• _WHAT NEEDS TO BE DONE_
Extract the complete listing and repeat it word for word.

** begin SUPPLIED INFORMATION **

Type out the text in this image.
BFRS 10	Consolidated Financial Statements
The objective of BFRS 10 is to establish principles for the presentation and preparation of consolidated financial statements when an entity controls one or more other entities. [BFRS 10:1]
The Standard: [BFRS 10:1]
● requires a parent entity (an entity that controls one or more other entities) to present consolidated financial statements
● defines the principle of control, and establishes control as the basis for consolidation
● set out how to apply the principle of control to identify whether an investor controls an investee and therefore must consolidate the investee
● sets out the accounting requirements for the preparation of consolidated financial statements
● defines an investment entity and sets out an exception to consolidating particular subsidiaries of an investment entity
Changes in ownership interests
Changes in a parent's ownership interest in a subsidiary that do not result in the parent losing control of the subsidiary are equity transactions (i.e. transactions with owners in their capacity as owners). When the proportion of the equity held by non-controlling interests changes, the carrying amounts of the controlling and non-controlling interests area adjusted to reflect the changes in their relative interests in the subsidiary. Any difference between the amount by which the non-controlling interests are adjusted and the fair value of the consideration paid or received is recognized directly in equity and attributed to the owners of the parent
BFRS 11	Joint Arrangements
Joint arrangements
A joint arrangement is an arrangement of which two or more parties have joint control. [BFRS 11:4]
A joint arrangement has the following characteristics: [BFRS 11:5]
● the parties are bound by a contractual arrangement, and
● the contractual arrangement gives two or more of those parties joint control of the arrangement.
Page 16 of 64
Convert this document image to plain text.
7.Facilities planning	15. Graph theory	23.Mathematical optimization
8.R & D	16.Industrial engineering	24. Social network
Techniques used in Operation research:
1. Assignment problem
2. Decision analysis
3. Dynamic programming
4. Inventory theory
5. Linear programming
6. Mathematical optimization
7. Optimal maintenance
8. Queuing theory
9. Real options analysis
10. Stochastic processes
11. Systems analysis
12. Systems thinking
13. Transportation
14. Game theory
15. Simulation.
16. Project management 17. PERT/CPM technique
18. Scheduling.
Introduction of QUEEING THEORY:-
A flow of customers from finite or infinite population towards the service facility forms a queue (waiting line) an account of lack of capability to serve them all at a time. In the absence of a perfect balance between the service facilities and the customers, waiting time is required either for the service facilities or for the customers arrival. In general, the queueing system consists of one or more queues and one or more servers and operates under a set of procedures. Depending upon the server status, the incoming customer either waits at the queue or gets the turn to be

** end SUPPLIED INFORMATION **

• _RESULT_
Type out the text in this image.
BFRS 10	Consolidated Financial Statements
The objective of BFRS 10 is to establish principles for the presentation and preparation of consolidated financial statements when an entity controls one or more other entities. [BFRS 10:1]
The Standard: [BFRS 10:1]
● requires a parent entity (an entity that controls one or more other entities) to present consolidated financial statements
● defines the principle of control, and establishes control as the basis for consolidation
● set out how to apply the principle of control to identify whether an investor controls an investee and therefore must consolidate the investee
● sets out the accounting requirements for the preparation of consolidated financial statements
● defines an investment entity and sets out an exception to consolidating particular subsidiaries of an investment entity
Changes in ownership interests
Changes in a parent's ownership interest in a subsidiary that do not result in the parent losing control of the subsidiary are equity transactions (i.e. transactions with owners in their capacity as owners). When the proportion of the equity held by non-controlling interests changes, the carrying amounts of the controlling and non-controlling interests area adjusted to reflect the changes in their relative interests in the subsidiary. Any difference between the amount by which the non-controlling interests are adjusted and the fair value of the consideration paid or received is recognized directly in equity and attributed to the owners of the parent
BFRS 11	Joint Arrangements
Joint arrangements
A joint arrangement is an arrangement of which two or more parties have joint control. [BFRS 11:4]
A joint arrangement has the following characteristics: [BFRS 11:5]
● the parties are bound by a contractual arrangement, and
● the contractual arrangement gives two or more of those parties joint control of the arrangement.
Page 16 of 64
Convert this document image to plain text.
7.Facilities planning	15. Graph theory	23.Mathematical optimization
8.R & D	16.Industrial engineering	24. Social network
Techniques used in Operation research:
1. Assignment problem
2. Decision analysis
3. Dynamic programming
4. Inventory theory
5. Linear programming
6. Mathematical optimization
7. Optimal maintenance
8. Queuing theory
9. Real options analysis
10. Stochastic processes
11. Systems analysis
12. Systems thinking
13. Transportation
14. Game theory
15. Simulation.
16. Project management 17. PERT/CPM technique
18. Scheduling.
Introduction of QUEEING THEORY:-
A flow of customers from finite or infinite population towards the service facility forms a queue (waiting line) an account of lack of capability to serve them all at a time. In the absence of a perfect balance between the service facilities and the customers, waiting time is required either for the service facilities or for the customers arrival. In general, the queueing system consists of one or more queues and one or more servers and operates under a set of procedures. Depending upon the server status, the incoming customer either waits at the queue or gets the turn to be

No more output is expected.